▶ TEXT BLOCK

--*--

If smaller trees are left in place, officials warn, they will likely fuel huge “crown fires” that destroy the larger, healthier trees around them. Planning documents call for leaving most trees larger than 16 inches in diameter standing.

The Silver City Daily Press reported that the New Mexico Central Arizona Project Entity amended its proposed plan for a diversion on the Gila River. According to the story by Benjamin Fisher:

When the CAP Entity submitted their proposed action to Reclamation, it kicked off the intensive NEPA analysis the bureau is charged with undertaking before the U.S. secretary of the Interior can sign off on any construction. Part of that NEPA analysis involves assessing a project’s economical merits.

Reclamation engineering chief Jeff Riley recommended at Tuesday’s meeting that the CAP Entity add a storage component to the diversion and conveyance already planned for the San Francisco River in Catron County.

“Reclamation is not pushing for storage in one place or another,” Riley said. “It just becomes a very challenging NEPA analysis if you don’t have some storage on the San Francisco. Because without storage it doesn’t make sense to take AWSA water. You have decree water you can take for free. I don’t know any farmer who wants to pay $160 per acre-foot when they have that decree water. So that economic analysis, which is part of the NEPA analysis, becomes very challenging and hard to justify.” And later, “We can do it. It just isn’t going to be received very well because of the economic assessment.”

--*--

▶ EXTRACTED DATA
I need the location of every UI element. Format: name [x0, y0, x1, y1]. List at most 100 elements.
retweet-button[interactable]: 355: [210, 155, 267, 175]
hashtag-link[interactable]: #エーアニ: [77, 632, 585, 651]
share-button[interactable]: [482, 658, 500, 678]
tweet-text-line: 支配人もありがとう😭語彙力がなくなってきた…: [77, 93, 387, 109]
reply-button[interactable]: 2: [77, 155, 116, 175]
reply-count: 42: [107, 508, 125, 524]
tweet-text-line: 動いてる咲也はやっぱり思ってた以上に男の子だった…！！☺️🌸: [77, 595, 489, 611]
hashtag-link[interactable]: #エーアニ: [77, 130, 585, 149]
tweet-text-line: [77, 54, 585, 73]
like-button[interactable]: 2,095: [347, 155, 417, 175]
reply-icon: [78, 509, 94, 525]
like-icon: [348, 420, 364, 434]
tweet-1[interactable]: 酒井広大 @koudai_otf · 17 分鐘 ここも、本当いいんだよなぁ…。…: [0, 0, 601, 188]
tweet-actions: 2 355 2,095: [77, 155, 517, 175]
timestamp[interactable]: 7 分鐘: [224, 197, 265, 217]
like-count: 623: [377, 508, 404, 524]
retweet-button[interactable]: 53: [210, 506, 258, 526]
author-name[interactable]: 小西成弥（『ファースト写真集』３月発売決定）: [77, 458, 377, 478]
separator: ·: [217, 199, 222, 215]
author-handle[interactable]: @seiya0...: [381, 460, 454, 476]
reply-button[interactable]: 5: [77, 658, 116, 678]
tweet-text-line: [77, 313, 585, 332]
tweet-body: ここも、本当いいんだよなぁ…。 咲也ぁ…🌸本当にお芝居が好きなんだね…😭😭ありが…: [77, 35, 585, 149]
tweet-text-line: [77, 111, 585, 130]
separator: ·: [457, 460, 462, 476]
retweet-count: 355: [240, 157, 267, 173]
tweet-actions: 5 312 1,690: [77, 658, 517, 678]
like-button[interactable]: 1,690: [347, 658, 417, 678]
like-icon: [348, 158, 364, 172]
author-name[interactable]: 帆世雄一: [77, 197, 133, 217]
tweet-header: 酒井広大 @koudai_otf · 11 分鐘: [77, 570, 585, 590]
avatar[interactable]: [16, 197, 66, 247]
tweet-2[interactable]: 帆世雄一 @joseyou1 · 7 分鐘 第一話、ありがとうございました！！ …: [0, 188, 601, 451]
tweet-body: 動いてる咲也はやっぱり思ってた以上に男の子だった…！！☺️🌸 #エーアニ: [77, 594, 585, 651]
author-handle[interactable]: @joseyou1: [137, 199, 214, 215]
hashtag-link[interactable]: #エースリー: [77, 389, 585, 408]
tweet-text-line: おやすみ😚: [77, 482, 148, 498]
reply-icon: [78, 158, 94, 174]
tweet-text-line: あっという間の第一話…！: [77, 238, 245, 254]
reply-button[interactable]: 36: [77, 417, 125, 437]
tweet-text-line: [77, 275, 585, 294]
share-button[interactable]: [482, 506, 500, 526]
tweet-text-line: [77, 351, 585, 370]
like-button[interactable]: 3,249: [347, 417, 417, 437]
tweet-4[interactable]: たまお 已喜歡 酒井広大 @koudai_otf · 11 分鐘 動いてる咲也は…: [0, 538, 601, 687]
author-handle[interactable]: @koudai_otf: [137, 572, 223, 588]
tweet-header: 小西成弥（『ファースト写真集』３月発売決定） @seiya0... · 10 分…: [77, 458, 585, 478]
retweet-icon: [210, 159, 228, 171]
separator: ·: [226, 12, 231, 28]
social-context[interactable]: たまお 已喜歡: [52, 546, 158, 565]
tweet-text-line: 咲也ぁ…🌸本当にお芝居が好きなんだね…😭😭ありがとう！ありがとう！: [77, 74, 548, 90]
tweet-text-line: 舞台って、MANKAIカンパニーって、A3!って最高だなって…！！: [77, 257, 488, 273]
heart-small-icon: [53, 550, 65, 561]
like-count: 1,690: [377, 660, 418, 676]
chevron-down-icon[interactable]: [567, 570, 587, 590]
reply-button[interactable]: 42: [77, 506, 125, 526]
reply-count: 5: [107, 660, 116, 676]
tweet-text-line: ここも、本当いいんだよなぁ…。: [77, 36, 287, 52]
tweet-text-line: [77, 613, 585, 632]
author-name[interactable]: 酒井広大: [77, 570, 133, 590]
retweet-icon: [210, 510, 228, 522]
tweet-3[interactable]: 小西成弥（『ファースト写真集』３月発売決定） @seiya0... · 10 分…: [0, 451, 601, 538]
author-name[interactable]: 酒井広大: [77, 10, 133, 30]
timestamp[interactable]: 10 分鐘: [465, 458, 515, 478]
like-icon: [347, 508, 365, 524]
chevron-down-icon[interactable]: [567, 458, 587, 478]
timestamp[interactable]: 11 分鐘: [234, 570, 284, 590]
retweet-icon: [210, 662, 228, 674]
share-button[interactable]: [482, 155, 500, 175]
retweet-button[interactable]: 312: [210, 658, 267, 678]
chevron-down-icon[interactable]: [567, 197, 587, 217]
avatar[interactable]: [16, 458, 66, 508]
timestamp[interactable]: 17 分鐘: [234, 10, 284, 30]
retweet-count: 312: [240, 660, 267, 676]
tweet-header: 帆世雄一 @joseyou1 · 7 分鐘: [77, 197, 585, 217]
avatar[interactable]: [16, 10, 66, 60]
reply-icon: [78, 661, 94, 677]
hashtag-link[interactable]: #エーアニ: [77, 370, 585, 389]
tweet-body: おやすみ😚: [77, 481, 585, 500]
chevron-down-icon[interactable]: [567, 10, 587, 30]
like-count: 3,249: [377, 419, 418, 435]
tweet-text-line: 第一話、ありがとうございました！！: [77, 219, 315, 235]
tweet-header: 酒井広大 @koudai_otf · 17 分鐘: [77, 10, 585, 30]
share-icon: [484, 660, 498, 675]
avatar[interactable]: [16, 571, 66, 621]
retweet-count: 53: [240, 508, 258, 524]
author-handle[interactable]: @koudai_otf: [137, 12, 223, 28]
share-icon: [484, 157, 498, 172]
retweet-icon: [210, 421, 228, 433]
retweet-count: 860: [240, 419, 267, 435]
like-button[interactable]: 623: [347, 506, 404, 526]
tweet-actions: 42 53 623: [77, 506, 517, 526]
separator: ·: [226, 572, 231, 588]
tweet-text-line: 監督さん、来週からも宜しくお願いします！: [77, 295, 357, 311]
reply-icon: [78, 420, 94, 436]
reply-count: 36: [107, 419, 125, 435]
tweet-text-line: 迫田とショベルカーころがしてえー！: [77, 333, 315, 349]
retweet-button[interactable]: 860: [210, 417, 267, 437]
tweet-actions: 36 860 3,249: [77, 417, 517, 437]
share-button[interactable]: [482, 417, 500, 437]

--*--

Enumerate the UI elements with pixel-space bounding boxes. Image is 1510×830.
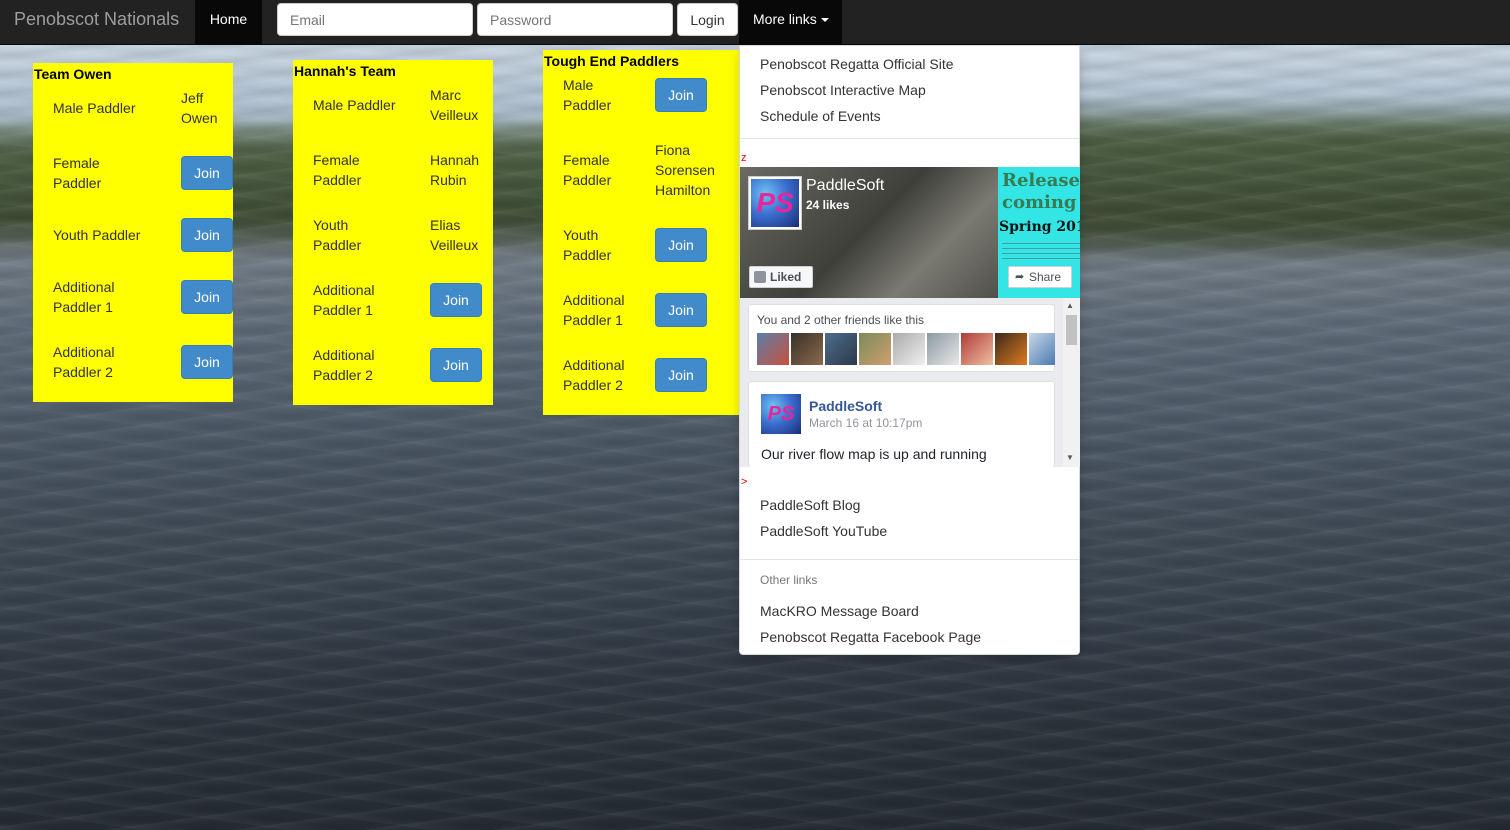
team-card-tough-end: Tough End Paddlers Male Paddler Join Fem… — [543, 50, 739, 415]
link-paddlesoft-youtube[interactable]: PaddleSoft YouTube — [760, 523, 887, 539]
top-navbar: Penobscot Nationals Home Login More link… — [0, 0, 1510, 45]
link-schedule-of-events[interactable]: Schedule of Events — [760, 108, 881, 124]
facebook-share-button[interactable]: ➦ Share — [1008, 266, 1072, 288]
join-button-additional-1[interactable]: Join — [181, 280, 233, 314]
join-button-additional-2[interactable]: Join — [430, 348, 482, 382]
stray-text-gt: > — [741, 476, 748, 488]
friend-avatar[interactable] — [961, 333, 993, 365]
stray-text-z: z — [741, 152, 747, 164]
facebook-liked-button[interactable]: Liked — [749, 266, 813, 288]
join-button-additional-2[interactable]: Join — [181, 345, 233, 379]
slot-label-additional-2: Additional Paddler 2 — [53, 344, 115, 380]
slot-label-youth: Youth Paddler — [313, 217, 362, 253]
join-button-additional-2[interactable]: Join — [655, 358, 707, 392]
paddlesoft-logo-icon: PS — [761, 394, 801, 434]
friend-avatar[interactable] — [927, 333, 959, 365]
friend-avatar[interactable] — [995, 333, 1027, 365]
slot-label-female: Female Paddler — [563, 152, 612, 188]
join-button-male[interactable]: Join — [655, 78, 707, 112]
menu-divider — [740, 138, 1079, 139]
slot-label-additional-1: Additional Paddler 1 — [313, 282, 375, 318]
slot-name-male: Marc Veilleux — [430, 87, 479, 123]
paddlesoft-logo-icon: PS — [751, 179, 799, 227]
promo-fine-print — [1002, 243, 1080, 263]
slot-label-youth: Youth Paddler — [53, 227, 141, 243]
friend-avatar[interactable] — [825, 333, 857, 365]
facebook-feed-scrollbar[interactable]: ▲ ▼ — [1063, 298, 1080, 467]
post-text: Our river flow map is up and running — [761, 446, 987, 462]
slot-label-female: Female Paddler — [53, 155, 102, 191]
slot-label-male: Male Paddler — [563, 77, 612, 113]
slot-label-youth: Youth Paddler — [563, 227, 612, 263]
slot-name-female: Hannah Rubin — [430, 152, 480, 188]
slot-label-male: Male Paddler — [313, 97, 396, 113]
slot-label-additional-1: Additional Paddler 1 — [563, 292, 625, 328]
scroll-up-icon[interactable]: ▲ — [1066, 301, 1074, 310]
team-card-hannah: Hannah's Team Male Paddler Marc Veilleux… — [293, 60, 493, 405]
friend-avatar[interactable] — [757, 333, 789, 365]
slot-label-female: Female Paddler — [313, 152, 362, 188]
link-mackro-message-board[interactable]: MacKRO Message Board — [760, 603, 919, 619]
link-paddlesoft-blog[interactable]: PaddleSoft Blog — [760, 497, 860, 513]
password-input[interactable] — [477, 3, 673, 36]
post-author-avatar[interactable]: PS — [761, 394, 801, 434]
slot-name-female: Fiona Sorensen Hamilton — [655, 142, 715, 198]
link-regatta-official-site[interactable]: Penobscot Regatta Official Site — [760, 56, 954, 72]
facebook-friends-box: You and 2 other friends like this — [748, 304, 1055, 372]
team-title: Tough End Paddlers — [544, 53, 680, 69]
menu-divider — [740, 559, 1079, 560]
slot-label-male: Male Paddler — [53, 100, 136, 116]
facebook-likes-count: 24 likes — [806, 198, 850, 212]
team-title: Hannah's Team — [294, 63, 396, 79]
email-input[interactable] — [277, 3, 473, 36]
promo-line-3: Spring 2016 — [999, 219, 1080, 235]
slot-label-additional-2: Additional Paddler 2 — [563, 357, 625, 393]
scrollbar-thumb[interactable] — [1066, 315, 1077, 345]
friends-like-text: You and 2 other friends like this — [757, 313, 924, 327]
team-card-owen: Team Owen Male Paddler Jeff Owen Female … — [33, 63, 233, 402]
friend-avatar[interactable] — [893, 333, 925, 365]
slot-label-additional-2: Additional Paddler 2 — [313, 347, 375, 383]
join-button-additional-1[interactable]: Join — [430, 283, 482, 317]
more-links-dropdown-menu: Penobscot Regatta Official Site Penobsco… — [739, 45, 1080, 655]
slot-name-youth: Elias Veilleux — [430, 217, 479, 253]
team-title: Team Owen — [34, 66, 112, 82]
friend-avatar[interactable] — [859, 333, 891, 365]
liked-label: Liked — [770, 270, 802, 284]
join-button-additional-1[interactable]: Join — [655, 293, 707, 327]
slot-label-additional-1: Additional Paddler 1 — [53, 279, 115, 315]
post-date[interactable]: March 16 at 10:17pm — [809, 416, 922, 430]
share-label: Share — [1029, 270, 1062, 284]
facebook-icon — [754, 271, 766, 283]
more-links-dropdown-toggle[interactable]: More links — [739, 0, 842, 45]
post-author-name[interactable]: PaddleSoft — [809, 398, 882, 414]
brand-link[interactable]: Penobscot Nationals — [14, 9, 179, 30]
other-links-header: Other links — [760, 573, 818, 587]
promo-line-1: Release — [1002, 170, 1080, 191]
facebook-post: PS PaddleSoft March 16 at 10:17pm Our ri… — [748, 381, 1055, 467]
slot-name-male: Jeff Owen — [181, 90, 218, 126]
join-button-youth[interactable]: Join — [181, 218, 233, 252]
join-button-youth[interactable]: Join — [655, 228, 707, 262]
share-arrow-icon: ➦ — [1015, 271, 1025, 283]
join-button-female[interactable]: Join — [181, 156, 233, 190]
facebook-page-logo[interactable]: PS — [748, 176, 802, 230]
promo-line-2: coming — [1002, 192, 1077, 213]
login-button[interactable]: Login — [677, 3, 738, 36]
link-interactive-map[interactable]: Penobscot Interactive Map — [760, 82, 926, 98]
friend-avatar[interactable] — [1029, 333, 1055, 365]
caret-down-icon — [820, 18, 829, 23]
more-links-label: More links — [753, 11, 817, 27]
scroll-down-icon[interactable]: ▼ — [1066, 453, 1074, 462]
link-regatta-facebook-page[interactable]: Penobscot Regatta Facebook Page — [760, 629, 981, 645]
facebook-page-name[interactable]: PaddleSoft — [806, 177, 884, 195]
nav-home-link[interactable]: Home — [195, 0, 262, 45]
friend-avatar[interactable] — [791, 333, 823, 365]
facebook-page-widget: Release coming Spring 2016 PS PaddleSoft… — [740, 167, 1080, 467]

--*--

▶ COMPLETE THE FOLLOWING
- a) Answer these questions from the Gila River passage.
(i) Trees larger than what diameter do planning documents call for leaving standing?
(ii) Which newspaper reported that the New Mexico Central Arizona Project Entity amended its proposed plan?
(iii) What price per acre-foot did Riley say no farmer he knows wants to pay?
- b) In the entries, take the lines starting with the line containing "I need the location" and going on through the line containing "458, 377, 478]". Change every "tweet-text-line" to "tweet-line", keep everything else the same, and return only those lines.
The entries are unrelated to the text.

▶ OUTPUTS FOR THE TASKS
- a)
(i) 16 inches
(ii) The Silver City Daily Press
(iii) $160

- b)
I need the location of every UI element. Format: name [x0, y0, x1, y1]. List at most 100 elements.
retweet-button[interactable]: 355: [210, 155, 267, 175]
hashtag-link[interactable]: #エーアニ: [77, 632, 585, 651]
share-button[interactable]: [482, 658, 500, 678]
tweet-line: 支配人もありがとう😭語彙力がなくなってきた…: [77, 93, 387, 109]
reply-button[interactable]: 2: [77, 155, 116, 175]
reply-count: 42: [107, 508, 125, 524]
tweet-line: 動いてる咲也はやっぱり思ってた以上に男の子だった…！！☺️🌸: [77, 595, 489, 611]
hashtag-link[interactable]: #エーアニ: [77, 130, 585, 149]
tweet-line: [77, 54, 585, 73]
like-button[interactable]: 2,095: [347, 155, 417, 175]
reply-icon: [78, 509, 94, 525]
like-icon: [348, 420, 364, 434]
tweet-1[interactable]: 酒井広大 @koudai_otf · 17 分鐘 ここも、本当いいんだよなぁ…。…: [0, 0, 601, 188]
tweet-actions: 2 355 2,095: [77, 155, 517, 175]
timestamp[interactable]: 7 分鐘: [224, 197, 265, 217]
like-count: 623: [377, 508, 404, 524]
retweet-button[interactable]: 53: [210, 506, 258, 526]
author-name[interactable]: 小西成弥（『ファースト写真集』３月発売決定）: [77, 458, 377, 478]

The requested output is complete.